Give the number of lines below that contain the word "Hours", and nothing else.

• [Records]
⟨
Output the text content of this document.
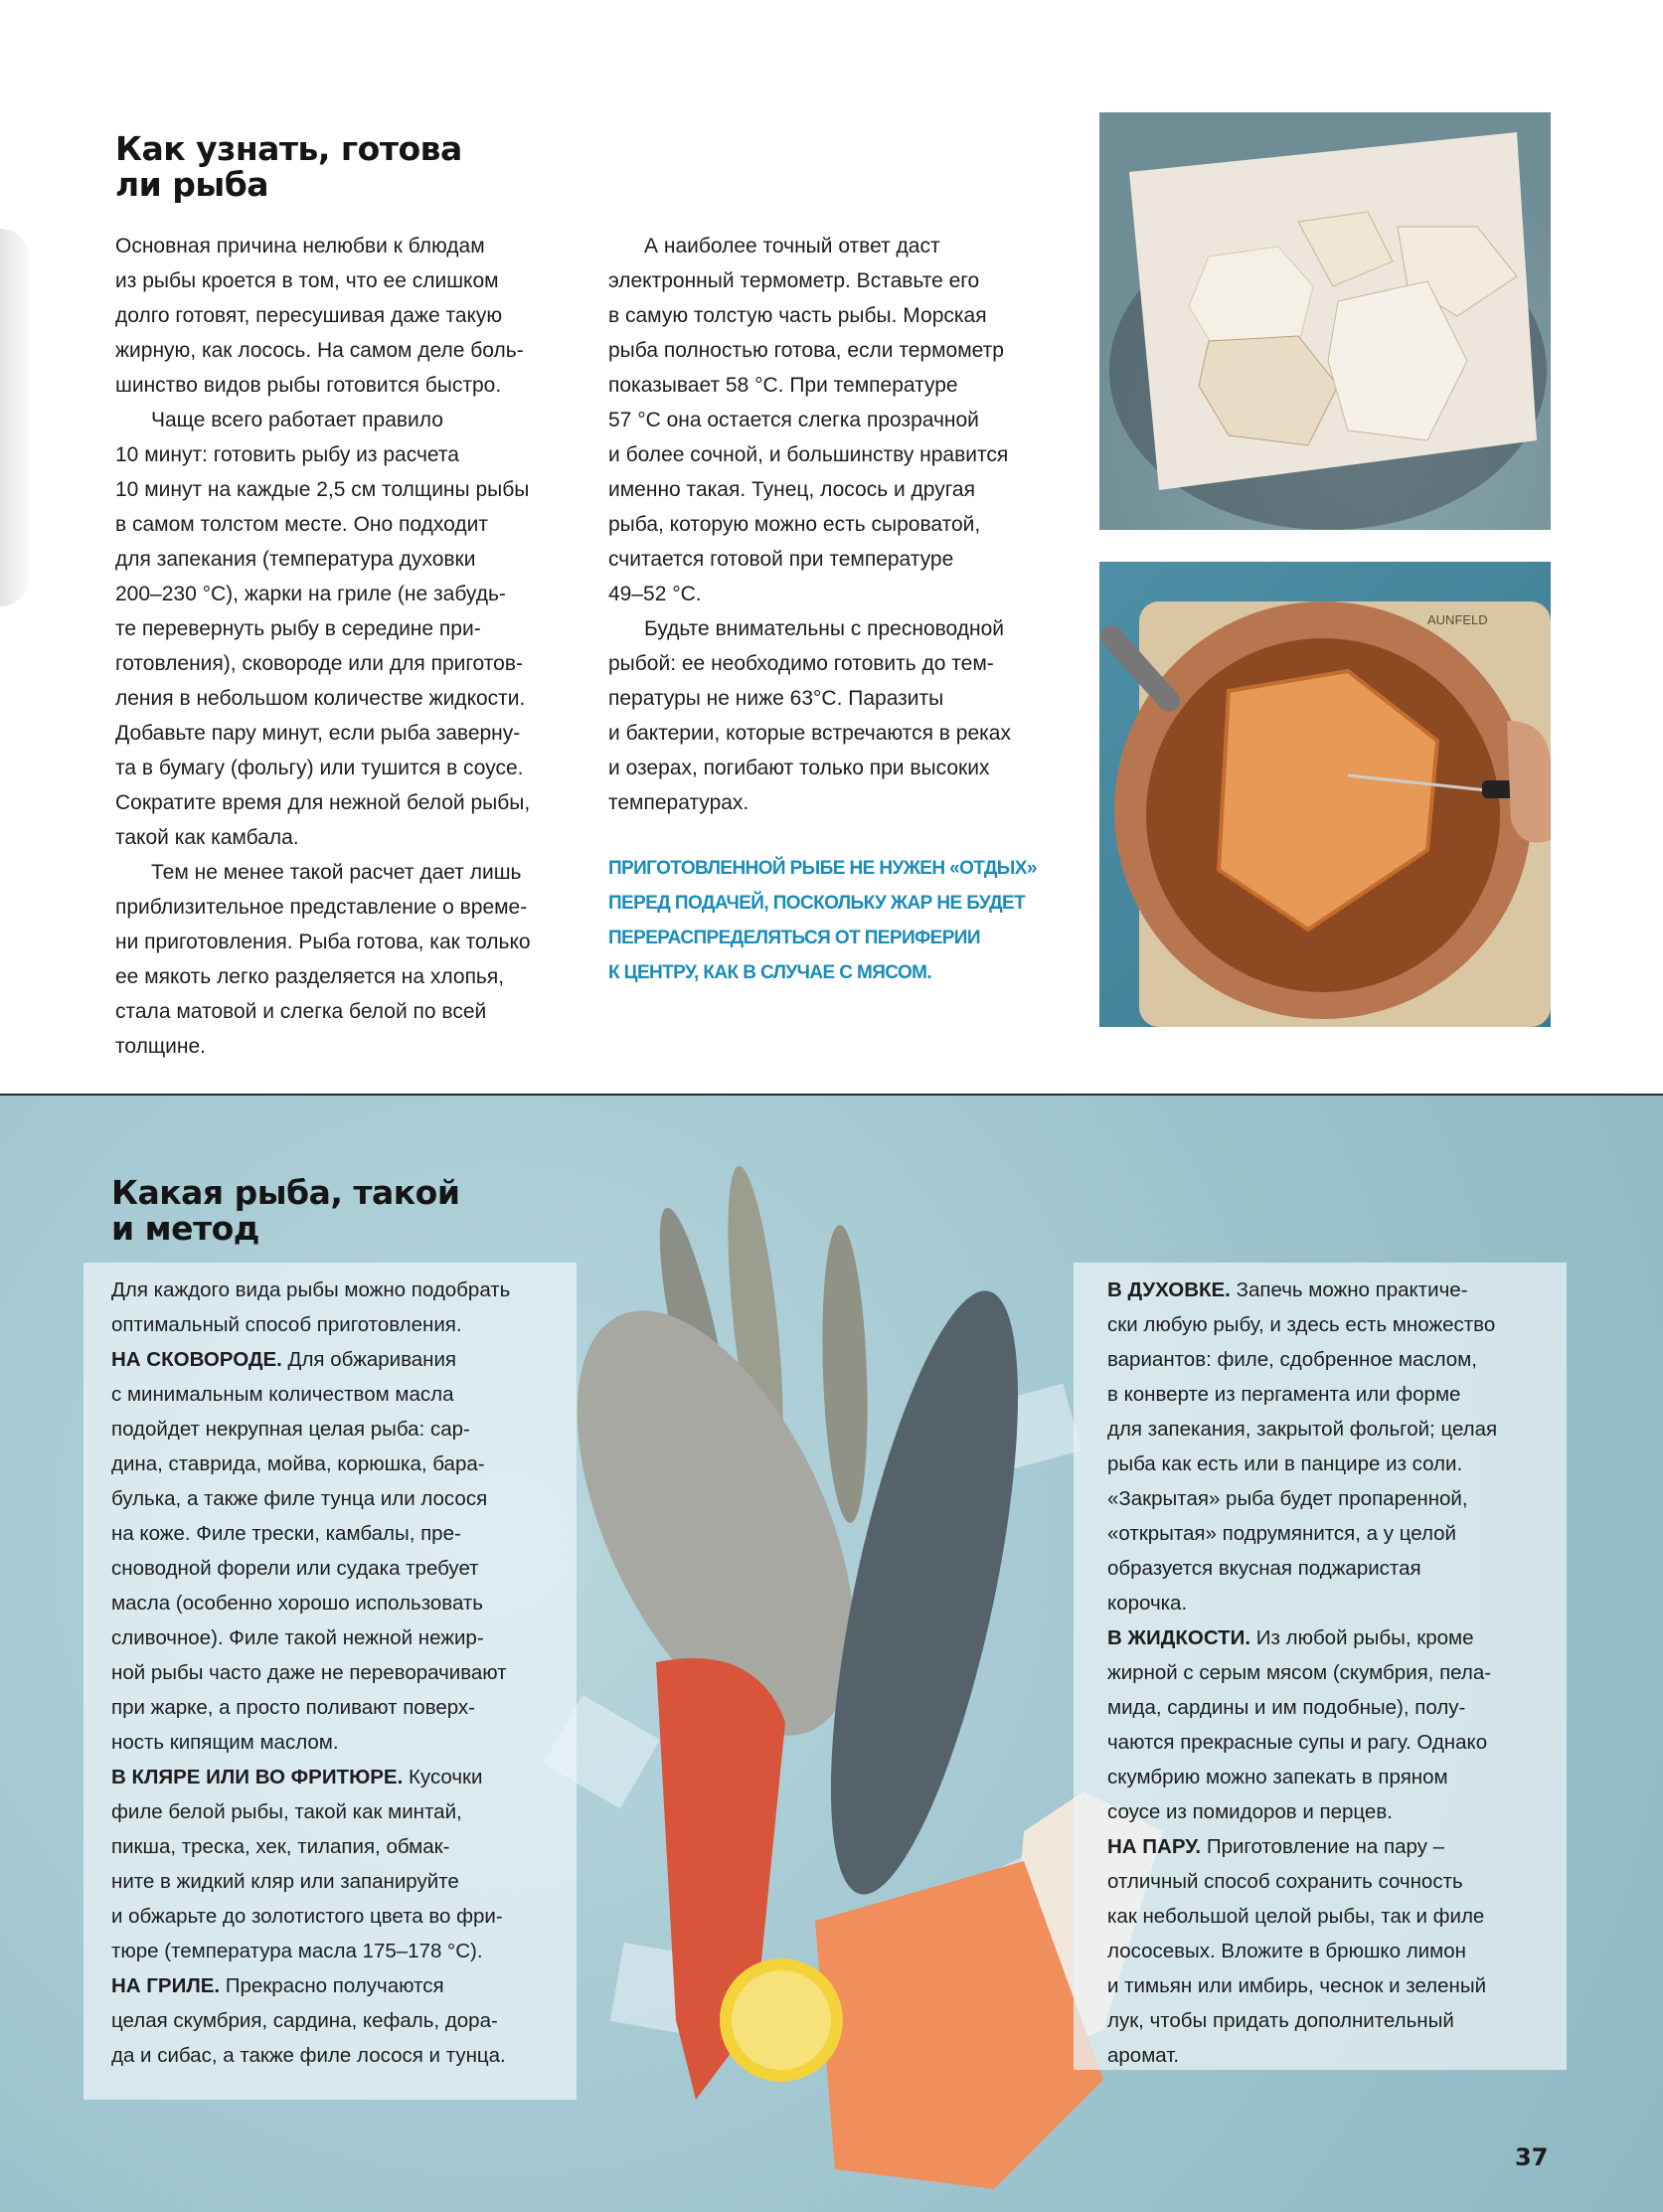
Как узнать, готова
ли рыба
Основная причина нелюбви к блюдам
из рыбы кроется в том, что ее слишком
долго готовят, пересушивая даже такую
жирную, как лосось. На самом деле боль-
шинство видов рыбы готовится быстро.
Чаще всего работает правило
10 минут: готовить рыбу из расчета
10 минут на каждые 2,5 см толщины рыбы
в самом толстом месте. Оно подходит
для запекания (температура духовки
200–230 °C), жарки на гриле (не забудь-
те перевернуть рыбу в середине при-
готовления), сковороде или для приготов-
ления в небольшом количестве жидкости.
Добавьте пару минут, если рыба заверну-
та в бумагу (фольгу) или тушится в соусе.
Сократите время для нежной белой рыбы,
такой как камбала.
Тем не менее такой расчет дает лишь
приблизительное представление о време-
ни приготовления. Рыба готова, как только
ее мякоть легко разделяется на хлопья,
стала матовой и слегка белой по всей
толщине.
А наиболее точный ответ даст
электронный термометр. Вставьте его
в самую толстую часть рыбы. Морская
рыба полностью готова, если термометр
показывает 58 °C. При температуре
57 °C она остается слегка прозрачной
и более сочной, и большинству нравится
именно такая. Тунец, лосось и другая
рыба, которую можно есть сыроватой,
считается готовой при температуре
49–52 °C.
Будьте внимательны с пресноводной
рыбой: ее необходимо готовить до тем-
пературы не ниже 63°C. Паразиты
и бактерии, которые встречаются в реках
и озерах, погибают только при высоких
температурах.
ПРИГОТОВЛЕННОЙ РЫБЕ НЕ НУЖЕН «ОТДЫХ»
ПЕРЕД ПОДАЧЕЙ, ПОСКОЛЬКУ ЖАР НЕ БУДЕТ
ПЕРЕРАСПРЕДЕЛЯТЬСЯ ОТ ПЕРИФЕРИИ
К ЦЕНТРУ, КАК В СЛУЧАЕ С МЯСОМ.
AUNFELD
Какая рыба, такой
и метод
Для каждого вида рыбы можно подобрать
оптимальный способ приготовления.
НА СКОВОРОДЕ. Для обжаривания
с минимальным количеством масла
подойдет некрупная целая рыба: сар-
дина, ставрида, мойва, корюшка, бара-
булька, а также филе тунца или лосося
на коже. Филе трески, камбалы, пре-
сноводной форели или судака требует
масла (особенно хорошо использовать
сливочное). Филе такой нежной нежир-
ной рыбы часто даже не переворачивают
при жарке, а просто поливают поверх-
ность кипящим маслом.
В КЛЯРЕ ИЛИ ВО ФРИТЮРЕ. Кусочки
филе белой рыбы, такой как минтай,
пикша, треска, хек, тилапия, обмак-
ните в жидкий кляр или запанируйте
и обжарьте до золотистого цвета во фри-
тюре (температура масла 175–178 °C).
НА ГРИЛЕ. Прекрасно получаются
целая скумбрия, сардина, кефаль, дора-
да и сибас, а также филе лосося и тунца.
В ДУХОВКЕ. Запечь можно практиче-
ски любую рыбу, и здесь есть множество
вариантов: филе, сдобренное маслом,
в конверте из пергамента или форме
для запекания, закрытой фольгой; целая
рыба как есть или в панцире из соли.
«Закрытая» рыба будет пропаренной,
«открытая» подрумянится, а у целой
образуется вкусная поджаристая
корочка.
В ЖИДКОСТИ. Из любой рыбы, кроме
жирной с серым мясом (скумбрия, пела-
мида, сардины и им подобные), полу-
чаются прекрасные супы и рагу. Однако
скумбрию можно запекать в пряном
соусе из помидоров и перцев.
НА ПАРУ. Приготовление на пару –
отличный способ сохранить сочность
как небольшой целой рыбы, так и филе
лососевых. Вложите в брюшко лимон
и тимьян или имбирь, чеснок и зеленый
лук, чтобы придать дополнительный
аромат.
37
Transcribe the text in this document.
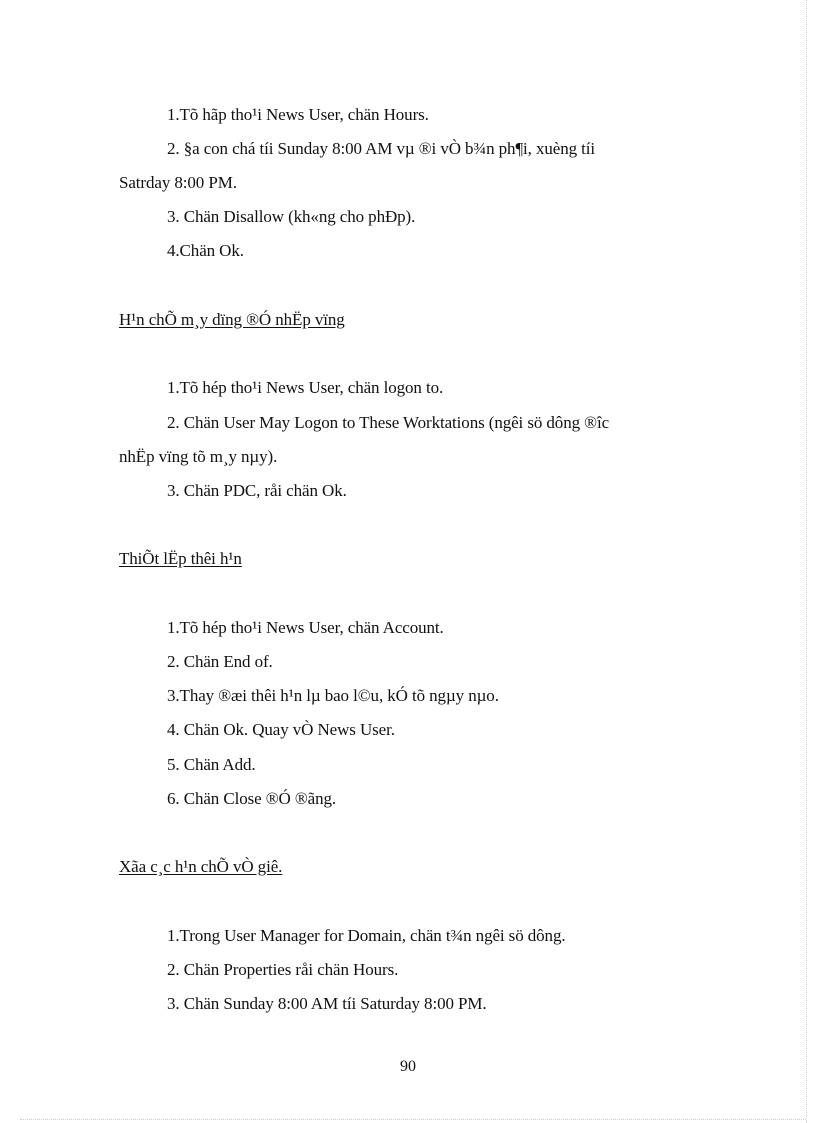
1.Tõ hãp tho¹i News User, chän Hours.
2. §a con chá tíi Sunday 8:00 AM vµ ®i vÒ b¾n ph¶i, xuèng tíi
Satrday 8:00 PM.
3. Chän Disallow (kh«ng cho phÐp).
4.Chän Ok.
H¹n chÕ m¸y dïng ®Ó nhËp vïng
1.Tõ hép tho¹i News User, chän logon to.
2. Chän User May Logon to These Worktations (ngêi sö dông ®îc
nhËp vïng tõ m¸y nµy).
3. Chän PDC, råi chän Ok.
ThiÕt lËp thêi h¹n
1.Tõ hép tho¹i News User, chän Account.
2. Chän End of.
3.Thay ®æi thêi h¹n lµ bao l©u, kÓ tõ ngµy nµo.
4. Chän Ok. Quay vÒ News User.
5. Chän Add.
6. Chän Close ®Ó ®ãng.
Xãa c¸c h¹n chÕ vÒ giê.
1.Trong User Manager for Domain, chän t¾n ngêi sö dông.
2. Chän Properties råi chän Hours.
3. Chän Sunday 8:00 AM tíi Saturday 8:00 PM.
90
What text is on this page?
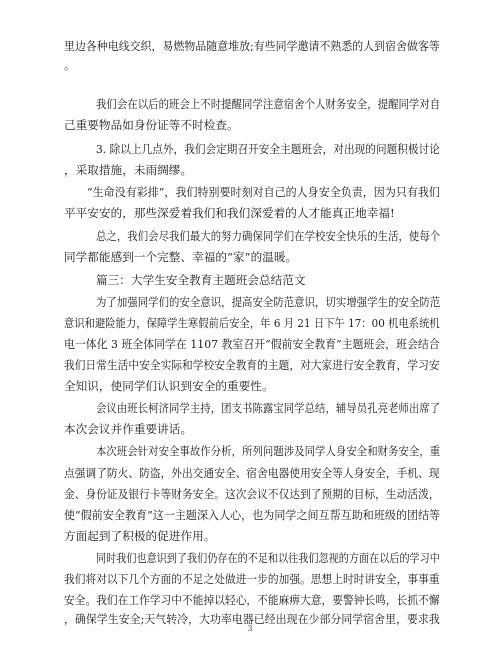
里边各种电线交织，易燃物品随意堆放;有些同学邀请不熟悉的人到宿舍做客等
。
我们会在以后的班会上不时提醒同学注意宿舍个人财务安全，提醒同学对自
己重要物品如身份证等不时检查。
3. 除以上几点外，我们会定期召开安全主题班会，对出现的问题积极讨论
，采取措施，未雨绸缪。
“生命没有彩排”，我们特别要时刻对自己的人身安全负责，因为只有我们
平平安安的，那些深爱着我们和我们深爱着的人才能真正地幸福!
总之，我们会尽我们最大的努力确保同学们在学校安全快乐的生活，使每个
同学都能感到一个完整、幸福的“家”的温暖。
篇三：大学生安全教育主题班会总结范文
为了加强同学们的安全意识，提高安全防范意识，切实增强学生的安全防范
意识和避险能力，保障学生寒假前后安全，年 6 月 21 日下午 17：00 机电系统机
电一体化 3 班全体同学在 1107 教室召开“假前安全教育”主题班会，班会结合
我们日常生活中安全实际和学校安全教育的主题，对大家进行安全教育，学习安
全知识，使同学们认识到安全的重要性。
会议由班长柯济同学主持，团支书陈露宝同学总结，辅导员孔亮老师出席了
本次会议并作重要讲话。
本次班会针对安全事故作分析，所列问题涉及同学人身安全和财务安全，重
点强调了防火、防盗，外出交通安全、宿舍电器使用安全等人身安全，手机、现
金、身份证及银行卡等财务安全。这次会议不仅达到了预期的目标，生动活泼，
使“假前安全教育”这一主题深入人心，也为同学之间互帮互助和班级的团结等
方面起到了积极的促进作用。
同时我们也意识到了我们仍存在的不足和以往我们忽视的方面在以后的学习中
我们将对以下几个方面的不足之处做进一步的加强。思想上时时讲安全，事事重
安全。我们在工作学习中不能掉以轻心，不能麻痹大意，要警钟长鸣，长抓不懈
，确保学生安全;天气转冷，大功率电器已经出现在少部分同学宿舍里，要求我
3
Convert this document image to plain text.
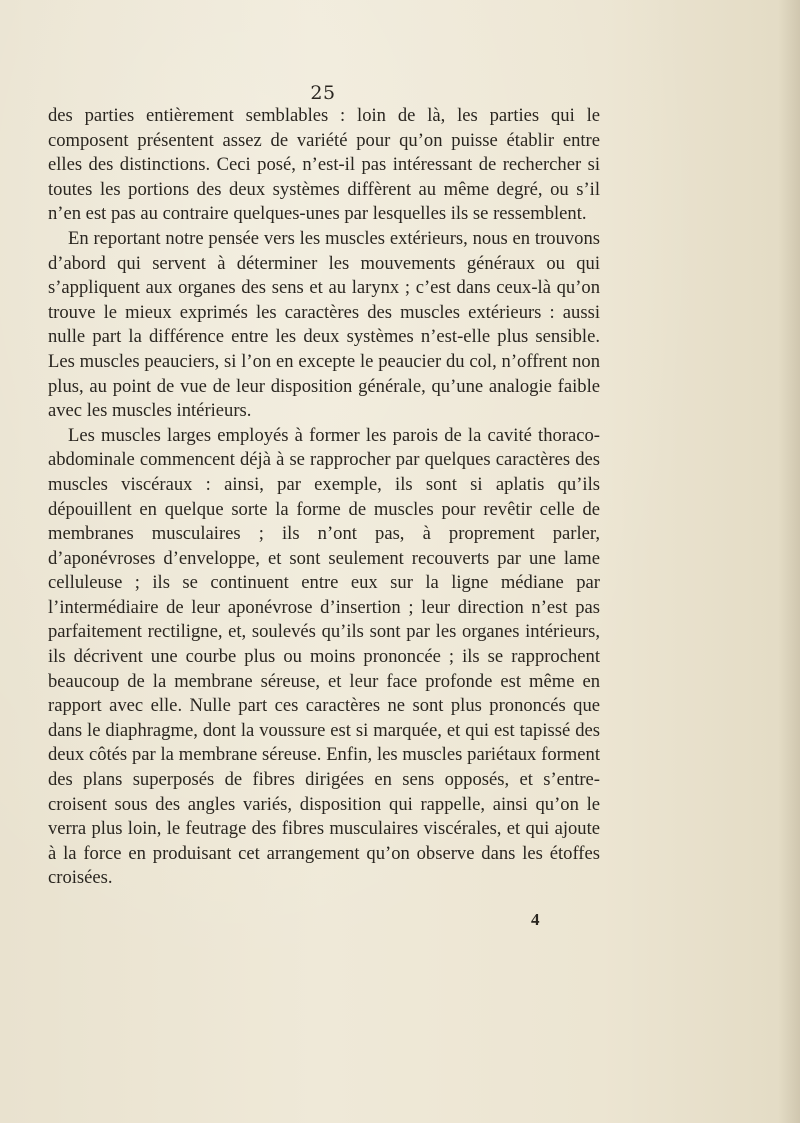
25

des parties entièrement semblables : loin de là, les parties qui le composent présentent assez de variété pour qu’on puisse établir entre elles des distinctions. Ceci posé, n’est-il pas intéressant de rechercher si toutes les portions des deux systèmes diffèrent au même degré, ou s’il n’en est pas au contraire quelques-unes par lesquelles ils se ressemblent.

En reportant notre pensée vers les muscles extérieurs, nous en trouvons d’abord qui servent à déterminer les mouvements généraux ou qui s’appliquent aux organes des sens et au larynx ; c’est dans ceux-là qu’on trouve le mieux exprimés les caractères des muscles extérieurs : aussi nulle part la différence entre les deux systèmes n’est-elle plus sensible. Les muscles peauciers, si l’on en excepte le peaucier du col, n’offrent non plus, au point de vue de leur disposition générale, qu’une analogie faible avec les muscles intérieurs.

Les muscles larges employés à former les parois de la cavité thoraco-abdominale commencent déjà à se rapprocher par quelques caractères des muscles viscéraux : ainsi, par exemple, ils sont si aplatis qu’ils dépouillent en quelque sorte la forme de muscles pour revêtir celle de membranes musculaires ; ils n’ont pas, à proprement parler, d’aponévroses d’enveloppe, et sont seulement recouverts par une lame celluleuse ; ils se continuent entre eux sur la ligne médiane par l’intermédiaire de leur aponévrose d’insertion ; leur direction n’est pas parfaitement rectiligne, et, soulevés qu’ils sont par les organes intérieurs, ils décrivent une courbe plus ou moins prononcée ; ils se rapprochent beaucoup de la membrane séreuse, et leur face profonde est même en rapport avec elle. Nulle part ces caractères ne sont plus prononcés que dans le diaphragme, dont la voussure est si marquée, et qui est tapissé des deux côtés par la membrane séreuse. Enfin, les muscles pariétaux forment des plans superposés de fibres dirigées en sens opposés, et s’entre-croisent sous des angles variés, disposition qui rappelle, ainsi qu’on le verra plus loin, le feutrage des fibres musculaires viscérales, et qui ajoute à la force en produisant cet arrangement qu’on observe dans les étoffes croisées.

4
⟩
• [THE SOLUTION]
2